• **EXTRACT TO READ**:

Howard's Blog

Howard A. Learner

Op-ed: Let’s Get Serious About Climate Change Solutions for Chicagoland

Check out this opinion editorial in the Chicago Tribune on climate change solutions

First published in the Chicago Tribune, August 2, 2023

Climate change impacts are demonstrably real for Chicago.

This summer’s Canadian wildfires caused Chicagoans to endure days of the worst air quality in the world. The recent flooding from severe storms damaged homes in many Chicago communities. Meanwhile, record-high temperatures and droughts are affecting broad swaths of our country.

Sadly, Midwestern scientists tell us that there will be more to follow: more extreme weather and temperature events; destructive wildfires, hurricanes and tornadoes; floods and droughts; and more extreme variations in Lake Michigan water levels, mostly higher, sometimes lower, whipped up by high winds and heavy waves that batter the shoreline’s built environment.

So, what can we do to make a difference? Let’s step up and accelerate these six actions in the Chicago region:

1. Lead by example and do our share to reduce carbon pollution by installing solar energy plus storage on homes and buildings across Chicagoland. These distributed energy resources avoid pollution, lighten the load on the electricity grid and boost climate resilience. They make electricity less dependent on distant large generating plants and vulnerable high-voltage transmission lines that are strained by icy cold winter weather and hot summer conditions, as well as by derechos and tornadoes.

2. Implement a full-scale assault on energy waste by making Chicago-area homes and buildings more energy-efficient by using smart technologies that achieve significant savings. That’s the best, least expensive and fastest climate change solution. Energy efficiency saves money for people and businesses on their utility bills, reduces pollution, creates installation jobs and keeps money in our economy that would otherwise be drained by fuel costs paid for coal, gas and uranium through utility rate charges. That’s a win-win.

3. Increase public investment in public transit to improve CTA, Metra and Pace operations. This will increase ridership and mobility options while lessening dependence on car travel. The transportation sector is now the largest source of carbon pollution causing climate change problems. If Chicagoland doesn’t have public transit that works well, then we won’t have a “green city that works.”

[Bounding box prediction data]
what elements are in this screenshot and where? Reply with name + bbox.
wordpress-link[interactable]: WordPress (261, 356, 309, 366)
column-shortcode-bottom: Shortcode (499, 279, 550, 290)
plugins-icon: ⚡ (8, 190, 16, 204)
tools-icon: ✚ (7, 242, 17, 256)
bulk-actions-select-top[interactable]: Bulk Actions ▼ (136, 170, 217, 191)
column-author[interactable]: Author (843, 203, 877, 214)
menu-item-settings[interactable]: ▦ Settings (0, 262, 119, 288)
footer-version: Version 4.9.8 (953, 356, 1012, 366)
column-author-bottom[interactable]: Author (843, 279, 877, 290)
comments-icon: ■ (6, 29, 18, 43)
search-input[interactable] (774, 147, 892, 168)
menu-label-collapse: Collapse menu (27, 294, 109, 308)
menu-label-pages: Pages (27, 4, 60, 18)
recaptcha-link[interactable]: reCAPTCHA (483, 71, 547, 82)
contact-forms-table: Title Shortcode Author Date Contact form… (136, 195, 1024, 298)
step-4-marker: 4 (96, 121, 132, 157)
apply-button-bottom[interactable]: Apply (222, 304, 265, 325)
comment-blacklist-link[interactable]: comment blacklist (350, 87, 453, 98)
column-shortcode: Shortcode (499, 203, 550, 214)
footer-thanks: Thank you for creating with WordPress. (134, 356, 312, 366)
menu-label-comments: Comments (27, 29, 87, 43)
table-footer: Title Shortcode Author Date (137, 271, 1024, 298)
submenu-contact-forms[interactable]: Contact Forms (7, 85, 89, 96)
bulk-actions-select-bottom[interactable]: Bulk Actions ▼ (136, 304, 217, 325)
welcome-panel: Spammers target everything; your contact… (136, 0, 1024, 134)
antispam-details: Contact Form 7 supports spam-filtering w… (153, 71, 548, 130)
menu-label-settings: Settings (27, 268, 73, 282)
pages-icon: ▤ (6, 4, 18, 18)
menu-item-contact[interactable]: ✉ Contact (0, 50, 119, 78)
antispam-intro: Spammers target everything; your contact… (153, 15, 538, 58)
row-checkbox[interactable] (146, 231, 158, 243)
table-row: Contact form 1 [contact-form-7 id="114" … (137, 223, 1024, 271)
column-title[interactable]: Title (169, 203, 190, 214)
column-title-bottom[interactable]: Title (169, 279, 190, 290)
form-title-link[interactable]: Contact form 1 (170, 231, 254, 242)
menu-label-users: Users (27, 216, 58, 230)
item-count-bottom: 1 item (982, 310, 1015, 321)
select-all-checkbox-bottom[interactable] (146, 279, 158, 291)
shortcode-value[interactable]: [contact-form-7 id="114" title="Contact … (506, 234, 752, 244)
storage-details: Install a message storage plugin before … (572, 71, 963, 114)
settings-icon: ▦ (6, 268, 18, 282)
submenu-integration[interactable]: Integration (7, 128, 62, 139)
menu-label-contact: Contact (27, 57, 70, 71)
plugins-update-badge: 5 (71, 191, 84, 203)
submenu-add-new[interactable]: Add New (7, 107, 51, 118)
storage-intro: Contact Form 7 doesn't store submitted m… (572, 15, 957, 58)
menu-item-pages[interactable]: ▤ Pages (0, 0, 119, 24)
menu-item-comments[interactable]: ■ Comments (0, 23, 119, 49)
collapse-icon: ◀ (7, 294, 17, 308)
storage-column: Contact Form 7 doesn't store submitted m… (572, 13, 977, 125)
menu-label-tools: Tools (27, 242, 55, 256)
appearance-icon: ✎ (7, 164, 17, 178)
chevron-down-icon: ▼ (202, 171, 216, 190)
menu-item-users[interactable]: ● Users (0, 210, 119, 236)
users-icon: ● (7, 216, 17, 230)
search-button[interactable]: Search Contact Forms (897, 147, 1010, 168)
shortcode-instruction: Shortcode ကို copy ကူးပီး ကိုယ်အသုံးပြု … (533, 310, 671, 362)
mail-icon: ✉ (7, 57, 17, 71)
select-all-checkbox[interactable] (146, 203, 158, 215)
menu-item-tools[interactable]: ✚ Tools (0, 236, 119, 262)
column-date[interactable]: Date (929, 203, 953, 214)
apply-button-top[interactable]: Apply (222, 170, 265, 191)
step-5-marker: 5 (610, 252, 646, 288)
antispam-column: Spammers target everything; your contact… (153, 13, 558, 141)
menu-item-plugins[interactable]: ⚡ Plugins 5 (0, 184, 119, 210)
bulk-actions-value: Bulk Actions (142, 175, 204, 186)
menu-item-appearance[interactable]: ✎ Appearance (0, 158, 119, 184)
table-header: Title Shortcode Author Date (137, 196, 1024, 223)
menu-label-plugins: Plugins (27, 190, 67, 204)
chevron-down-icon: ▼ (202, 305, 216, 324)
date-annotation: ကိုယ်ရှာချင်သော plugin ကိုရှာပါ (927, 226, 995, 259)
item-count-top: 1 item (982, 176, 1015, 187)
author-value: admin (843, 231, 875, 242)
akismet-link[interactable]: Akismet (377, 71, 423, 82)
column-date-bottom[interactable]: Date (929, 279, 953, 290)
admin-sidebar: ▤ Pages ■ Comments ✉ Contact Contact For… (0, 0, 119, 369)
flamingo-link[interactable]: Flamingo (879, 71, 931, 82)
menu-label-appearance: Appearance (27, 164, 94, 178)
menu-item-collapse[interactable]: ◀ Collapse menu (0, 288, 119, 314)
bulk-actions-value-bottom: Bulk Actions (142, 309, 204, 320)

• **EXERCISE REQUIREMENTS**:
1. According to the op-ed on climate change solutions for Chicagoland, which sector is now the largest source of carbon pollution?
2. Go on with the op-ed on climate change solutions for Chicagoland, starting right after its last sentence.
The entries are separate material and have no connection to the op-ed.

• **ANSWERS GIVEN**:
1. The transportation sector.

2.
4. Build out a modern electric vehicle charging infrastructure quickly and efficiently that solves the “chicken-and-egg” problem for accelerating EV purchases by more car and truck buyers. Just as important, combine the EV charging system with renewable energy generation (solar and wind power) so that drivers are charging their green cars with green energy, not brown energy from fossil fuel-generating plants.

5. Rethink the built environment along the Lake Michigan shoreline. Climate change is causing more extreme water levels combined with more intense storm winds and waves that are hammering beaches, bike paths and apartment buildings from Zion to the Indiana Dunes National Park. A report by my organization, “Rising Waters: Climate Change Impacts and Toxic Risks to Lake Michigan’s Shoreline Communities,” identifies risky areas where high lake levels and strong storms could affect industrial facilities, contaminated sites and communities along Lake Michigan. We need to reassess vulnerable sites and evaluate risks of new projects, invest in green infrastructure and effectively deploy federal funds through the Great Lakes Restoration Initiative and the Bipartisan Infrastructure Law to address high-water storm threats.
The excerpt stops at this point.